[Saved entries]
_ _ _ _ _

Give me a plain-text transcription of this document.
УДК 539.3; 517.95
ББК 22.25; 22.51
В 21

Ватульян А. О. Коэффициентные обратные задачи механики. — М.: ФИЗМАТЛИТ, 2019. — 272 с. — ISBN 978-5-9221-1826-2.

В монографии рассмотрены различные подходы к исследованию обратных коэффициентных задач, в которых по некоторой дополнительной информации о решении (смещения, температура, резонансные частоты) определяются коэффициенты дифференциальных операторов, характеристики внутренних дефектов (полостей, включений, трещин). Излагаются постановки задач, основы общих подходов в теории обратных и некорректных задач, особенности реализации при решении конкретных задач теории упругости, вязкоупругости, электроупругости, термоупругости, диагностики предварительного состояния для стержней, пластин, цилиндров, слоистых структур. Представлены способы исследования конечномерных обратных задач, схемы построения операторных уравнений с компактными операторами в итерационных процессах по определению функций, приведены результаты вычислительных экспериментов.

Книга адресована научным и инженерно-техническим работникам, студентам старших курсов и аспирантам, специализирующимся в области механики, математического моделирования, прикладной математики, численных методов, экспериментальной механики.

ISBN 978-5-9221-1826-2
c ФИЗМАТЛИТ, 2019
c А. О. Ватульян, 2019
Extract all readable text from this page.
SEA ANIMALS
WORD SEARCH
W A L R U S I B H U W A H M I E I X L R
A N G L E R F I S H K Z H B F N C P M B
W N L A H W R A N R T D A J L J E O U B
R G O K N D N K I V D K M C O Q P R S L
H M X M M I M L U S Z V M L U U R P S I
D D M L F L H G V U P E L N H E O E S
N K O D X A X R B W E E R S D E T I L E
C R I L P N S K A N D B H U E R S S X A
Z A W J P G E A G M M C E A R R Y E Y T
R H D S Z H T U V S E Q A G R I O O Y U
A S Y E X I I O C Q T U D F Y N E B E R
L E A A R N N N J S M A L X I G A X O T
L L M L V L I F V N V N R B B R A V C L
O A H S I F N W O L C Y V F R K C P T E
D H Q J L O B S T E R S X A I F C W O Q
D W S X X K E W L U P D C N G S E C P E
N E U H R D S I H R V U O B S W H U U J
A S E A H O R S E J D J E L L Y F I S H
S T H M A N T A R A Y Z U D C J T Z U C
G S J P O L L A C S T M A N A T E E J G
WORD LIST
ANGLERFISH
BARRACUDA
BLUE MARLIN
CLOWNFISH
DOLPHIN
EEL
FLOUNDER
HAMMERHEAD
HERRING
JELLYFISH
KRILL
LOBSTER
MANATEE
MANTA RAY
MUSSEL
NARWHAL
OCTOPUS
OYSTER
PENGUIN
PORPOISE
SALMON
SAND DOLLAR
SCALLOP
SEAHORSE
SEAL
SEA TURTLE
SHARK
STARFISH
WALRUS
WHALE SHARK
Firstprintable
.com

_ _ _ _ _

**What is required**
Collect from the data above every line that includes "ISBN".

**Task response**
Ватульян А. О. Коэффициентные обратные задачи механики. — М.: ФИЗМАТЛИТ, 2019. — 272 с. — ISBN 978-5-9221-1826-2.
ISBN 978-5-9221-1826-2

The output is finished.